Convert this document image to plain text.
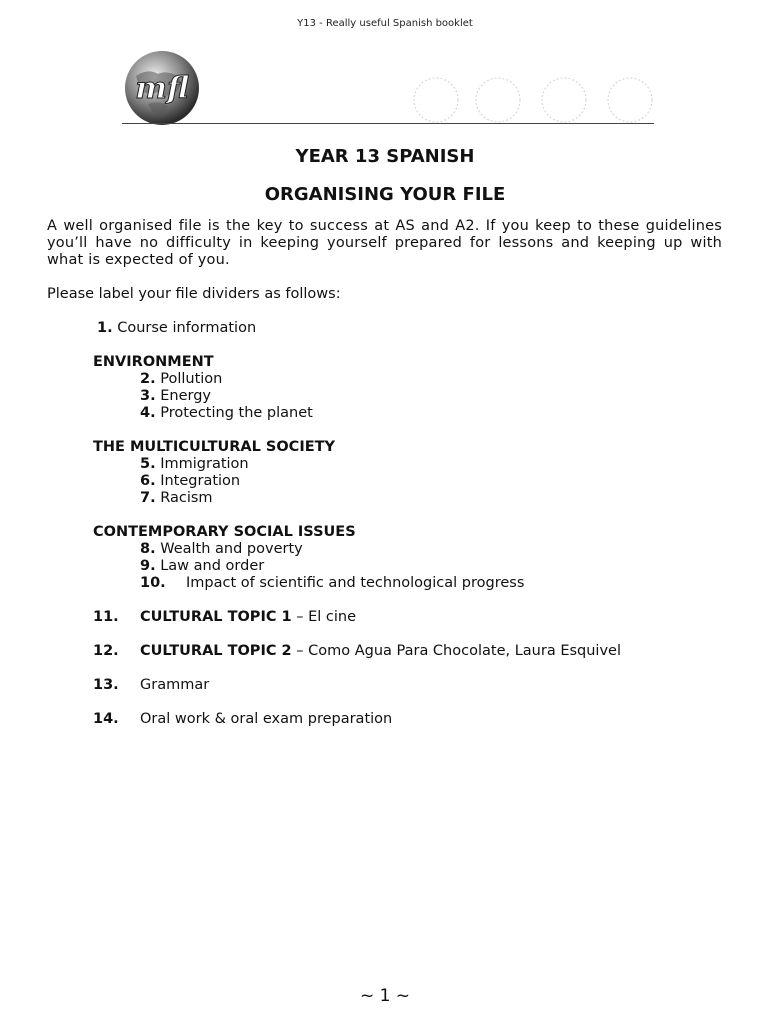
Y13 - Really useful Spanish booklet
mfl
YEAR 13 SPANISH
ORGANISING YOUR FILE
A well organised file is the key to success at AS and A2. If you keep to these guidelines you’ll have no difficulty in keeping yourself prepared for lessons and keeping up with what is expected of you.
Please label your file dividers as follows:
1. Course information
ENVIRONMENT
2. Pollution
3. Energy
4. Protecting the planet
THE MULTICULTURAL SOCIETY
5. Immigration
6. Integration
7. Racism
CONTEMPORARY SOCIAL ISSUES
8. Wealth and poverty
9. Law and order
10. Impact of scientific and technological progress
11. CULTURAL TOPIC 1 – El cine
12. CULTURAL TOPIC 2 – Como Agua Para Chocolate, Laura Esquivel
13. Grammar
14. Oral work & oral exam preparation
~ 1 ~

◇ ◇ ◇ ◇ ◇

BRIEF –
All entries must be written out again exactly as given, with no pictures in the copy.

TASK ANSWER –
Convert this document image to plain text.
Y13 - Really useful Spanish booklet
mfl
YEAR 13 SPANISH
ORGANISING YOUR FILE
A well organised file is the key to success at AS and A2. If you keep to these guidelines you’ll have no difficulty in keeping yourself prepared for lessons and keeping up with what is expected of you.
Please label your file dividers as follows:
1. Course information
ENVIRONMENT
2. Pollution
3. Energy
4. Protecting the planet
THE MULTICULTURAL SOCIETY
5. Immigration
6. Integration
7. Racism
CONTEMPORARY SOCIAL ISSUES
8. Wealth and poverty
9. Law and order
10. Impact of scientific and technological progress
11. CULTURAL TOPIC 1 – El cine
12. CULTURAL TOPIC 2 – Como Agua Para Chocolate, Laura Esquivel
13. Grammar
14. Oral work & oral exam preparation
~ 1 ~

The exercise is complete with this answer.